Task directions » Below are some records. How many of their lines contain the string "this"? Give the number only.

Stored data
★ ★ ★ ★ ★ ★ ★

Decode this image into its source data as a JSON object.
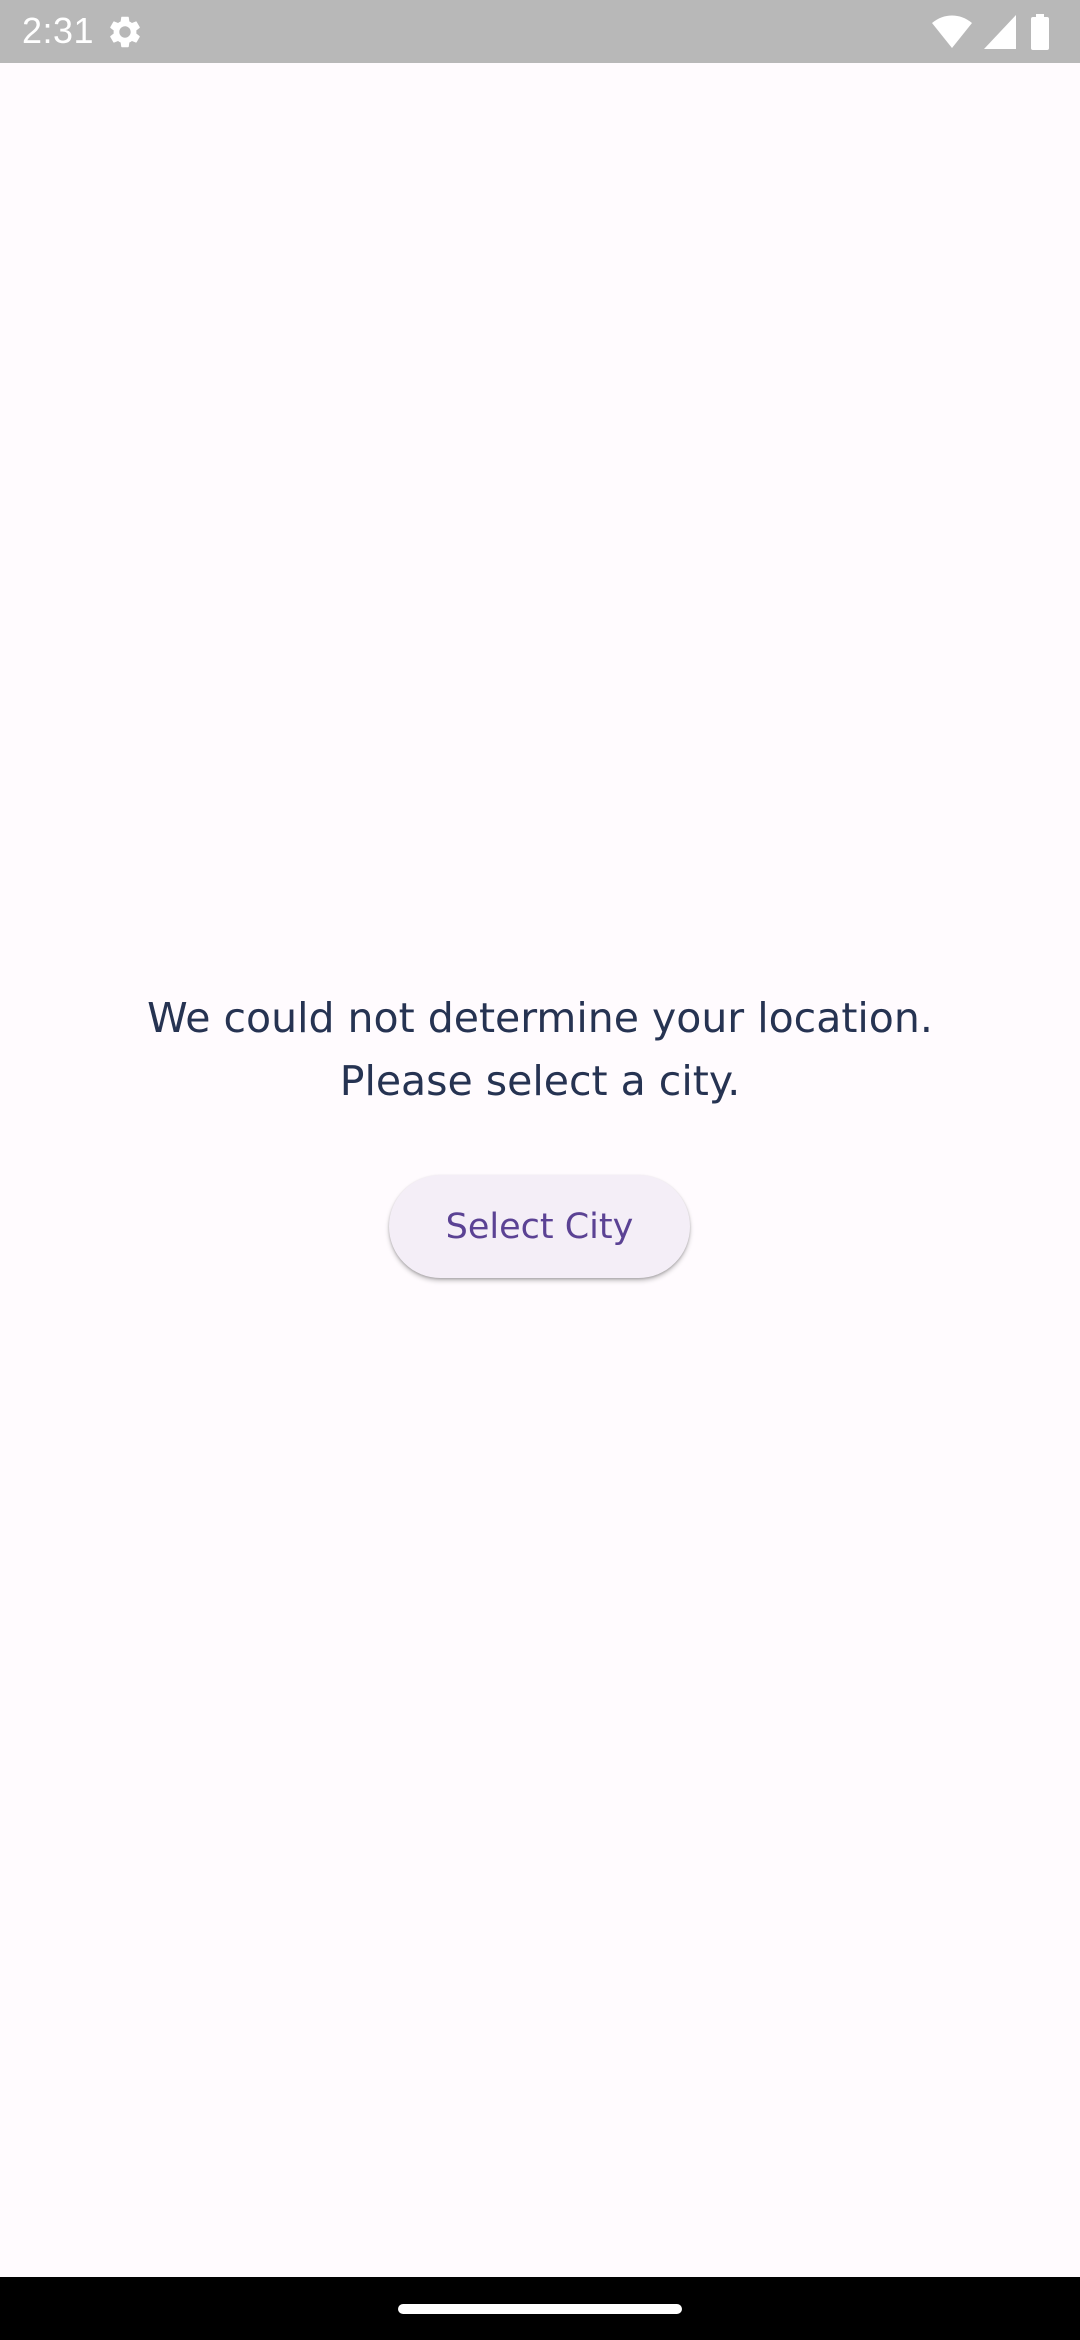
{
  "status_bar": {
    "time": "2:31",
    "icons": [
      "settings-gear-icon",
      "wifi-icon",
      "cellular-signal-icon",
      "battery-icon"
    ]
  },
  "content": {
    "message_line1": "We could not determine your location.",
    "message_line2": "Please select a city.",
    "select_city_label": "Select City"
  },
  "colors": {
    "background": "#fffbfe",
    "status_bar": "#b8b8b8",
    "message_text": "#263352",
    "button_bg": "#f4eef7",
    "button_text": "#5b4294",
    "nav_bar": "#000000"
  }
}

★ ★ ★ ★ ★ ★ ★

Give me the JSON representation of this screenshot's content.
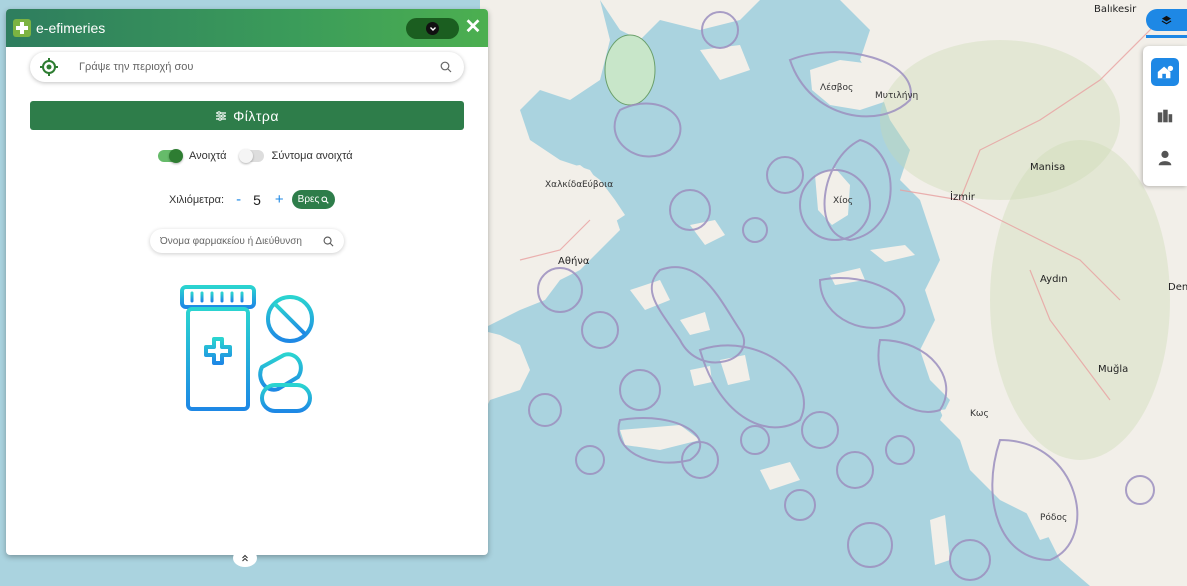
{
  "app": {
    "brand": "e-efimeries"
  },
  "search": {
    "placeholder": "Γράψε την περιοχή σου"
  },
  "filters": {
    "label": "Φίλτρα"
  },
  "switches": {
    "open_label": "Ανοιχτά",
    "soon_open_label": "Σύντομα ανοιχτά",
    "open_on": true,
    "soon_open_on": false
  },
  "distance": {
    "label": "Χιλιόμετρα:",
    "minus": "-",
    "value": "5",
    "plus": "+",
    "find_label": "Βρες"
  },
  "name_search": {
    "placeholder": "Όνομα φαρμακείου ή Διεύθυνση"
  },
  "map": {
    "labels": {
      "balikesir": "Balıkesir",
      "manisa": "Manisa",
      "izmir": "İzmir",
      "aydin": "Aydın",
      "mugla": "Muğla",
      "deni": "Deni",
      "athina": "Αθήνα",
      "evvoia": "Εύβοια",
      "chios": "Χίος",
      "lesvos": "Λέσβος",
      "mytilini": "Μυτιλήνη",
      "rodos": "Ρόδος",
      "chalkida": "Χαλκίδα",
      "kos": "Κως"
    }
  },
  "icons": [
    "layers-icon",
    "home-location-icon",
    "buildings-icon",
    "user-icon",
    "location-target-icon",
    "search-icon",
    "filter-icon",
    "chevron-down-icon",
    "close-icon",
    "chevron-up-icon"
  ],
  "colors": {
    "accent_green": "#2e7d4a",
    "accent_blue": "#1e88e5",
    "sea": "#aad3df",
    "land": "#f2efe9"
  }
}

★ ★ ★ ★ ★ ★ ★

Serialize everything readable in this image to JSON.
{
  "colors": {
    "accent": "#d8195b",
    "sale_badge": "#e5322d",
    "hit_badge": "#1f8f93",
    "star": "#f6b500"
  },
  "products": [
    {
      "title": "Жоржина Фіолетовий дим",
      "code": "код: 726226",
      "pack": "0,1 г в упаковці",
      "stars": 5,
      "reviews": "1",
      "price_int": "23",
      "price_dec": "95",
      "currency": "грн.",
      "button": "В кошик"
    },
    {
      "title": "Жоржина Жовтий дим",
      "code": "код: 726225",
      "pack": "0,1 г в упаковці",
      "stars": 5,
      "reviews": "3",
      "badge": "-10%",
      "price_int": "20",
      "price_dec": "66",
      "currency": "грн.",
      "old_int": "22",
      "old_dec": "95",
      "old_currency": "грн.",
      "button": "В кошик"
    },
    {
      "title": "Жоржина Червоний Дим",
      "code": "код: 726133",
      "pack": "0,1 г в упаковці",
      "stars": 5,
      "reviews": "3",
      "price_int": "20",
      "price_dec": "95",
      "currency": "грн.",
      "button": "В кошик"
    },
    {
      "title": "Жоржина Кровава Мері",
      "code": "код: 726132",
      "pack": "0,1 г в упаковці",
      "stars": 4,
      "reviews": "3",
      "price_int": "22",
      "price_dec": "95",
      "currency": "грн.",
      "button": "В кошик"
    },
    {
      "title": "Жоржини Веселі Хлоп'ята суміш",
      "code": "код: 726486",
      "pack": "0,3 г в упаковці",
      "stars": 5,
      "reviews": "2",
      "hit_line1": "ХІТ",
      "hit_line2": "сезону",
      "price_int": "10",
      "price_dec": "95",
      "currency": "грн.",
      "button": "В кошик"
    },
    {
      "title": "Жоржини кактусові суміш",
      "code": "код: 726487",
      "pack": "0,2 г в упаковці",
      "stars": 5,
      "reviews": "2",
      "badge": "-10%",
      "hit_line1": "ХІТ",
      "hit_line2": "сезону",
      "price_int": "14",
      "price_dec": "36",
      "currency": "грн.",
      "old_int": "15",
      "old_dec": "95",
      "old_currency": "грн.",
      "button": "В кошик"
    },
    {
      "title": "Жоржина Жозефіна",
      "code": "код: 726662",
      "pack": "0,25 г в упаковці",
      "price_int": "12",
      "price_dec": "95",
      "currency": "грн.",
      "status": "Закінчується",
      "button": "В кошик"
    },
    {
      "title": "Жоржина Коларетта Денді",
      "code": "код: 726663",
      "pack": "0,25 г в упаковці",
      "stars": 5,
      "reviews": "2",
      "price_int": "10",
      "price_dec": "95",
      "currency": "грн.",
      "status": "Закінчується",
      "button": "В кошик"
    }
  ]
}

★ ★ ★ ★ ★ ★ ★

Exercise solution » 3